• Stated problem:
Below are records to be output exactly, every one of them.

• Data to process:
----------------------------------------

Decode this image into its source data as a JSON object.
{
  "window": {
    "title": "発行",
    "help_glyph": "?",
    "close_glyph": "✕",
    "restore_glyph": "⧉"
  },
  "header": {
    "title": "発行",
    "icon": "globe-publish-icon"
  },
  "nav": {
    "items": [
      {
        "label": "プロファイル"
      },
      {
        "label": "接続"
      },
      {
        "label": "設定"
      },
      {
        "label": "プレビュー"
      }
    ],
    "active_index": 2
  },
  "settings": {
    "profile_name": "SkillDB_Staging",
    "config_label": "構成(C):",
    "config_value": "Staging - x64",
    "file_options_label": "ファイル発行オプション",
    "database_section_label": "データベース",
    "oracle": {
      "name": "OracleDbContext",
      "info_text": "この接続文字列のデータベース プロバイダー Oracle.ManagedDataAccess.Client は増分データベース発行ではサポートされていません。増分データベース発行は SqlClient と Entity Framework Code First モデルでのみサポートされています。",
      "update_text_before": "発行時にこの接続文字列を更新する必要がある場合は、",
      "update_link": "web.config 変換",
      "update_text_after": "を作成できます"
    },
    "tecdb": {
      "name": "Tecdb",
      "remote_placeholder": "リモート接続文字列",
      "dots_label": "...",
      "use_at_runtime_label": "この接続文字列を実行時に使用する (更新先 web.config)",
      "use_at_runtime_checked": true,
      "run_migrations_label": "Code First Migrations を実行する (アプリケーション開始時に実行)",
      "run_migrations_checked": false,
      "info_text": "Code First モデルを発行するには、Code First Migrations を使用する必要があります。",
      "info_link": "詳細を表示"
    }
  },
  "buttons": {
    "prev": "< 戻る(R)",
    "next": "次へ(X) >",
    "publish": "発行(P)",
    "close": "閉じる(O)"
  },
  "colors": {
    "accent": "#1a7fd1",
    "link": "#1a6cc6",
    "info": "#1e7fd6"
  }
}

----------------------------------------

• Written answer:
Decode this image into its source data as a JSON object.
{
  "window": {
    "title": "発行",
    "help_glyph": "?",
    "close_glyph": "✕",
    "restore_glyph": "⧉"
  },
  "header": {
    "title": "発行",
    "icon": "globe-publish-icon"
  },
  "nav": {
    "items": [
      {
        "label": "プロファイル"
      },
      {
        "label": "接続"
      },
      {
        "label": "設定"
      },
      {
        "label": "プレビュー"
      }
    ],
    "active_index": 2
  },
  "settings": {
    "profile_name": "SkillDB_Staging",
    "config_label": "構成(C):",
    "config_value": "Staging - x64",
    "file_options_label": "ファイル発行オプション",
    "database_section_label": "データベース",
    "oracle": {
      "name": "OracleDbContext",
      "info_text": "この接続文字列のデータベース プロバイダー Oracle.ManagedDataAccess.Client は増分データベース発行ではサポートされていません。増分データベース発行は SqlClient と Entity Framework Code First モデルでのみサポートされています。",
      "update_text_before": "発行時にこの接続文字列を更新する必要がある場合は、",
      "update_link": "web.config 変換",
      "update_text_after": "を作成できます"
    },
    "tecdb": {
      "name": "Tecdb",
      "remote_placeholder": "リモート接続文字列",
      "dots_label": "...",
      "use_at_runtime_label": "この接続文字列を実行時に使用する (更新先 web.config)",
      "use_at_runtime_checked": true,
      "run_migrations_label": "Code First Migrations を実行する (アプリケーション開始時に実行)",
      "run_migrations_checked": false,
      "info_text": "Code First モデルを発行するには、Code First Migrations を使用する必要があります。",
      "info_link": "詳細を表示"
    }
  },
  "buttons": {
    "prev": "< 戻る(R)",
    "next": "次へ(X) >",
    "publish": "発行(P)",
    "close": "閉じる(O)"
  },
  "colors": {
    "accent": "#1a7fd1",
    "link": "#1a6cc6",
    "info": "#1e7fd6"
  }
}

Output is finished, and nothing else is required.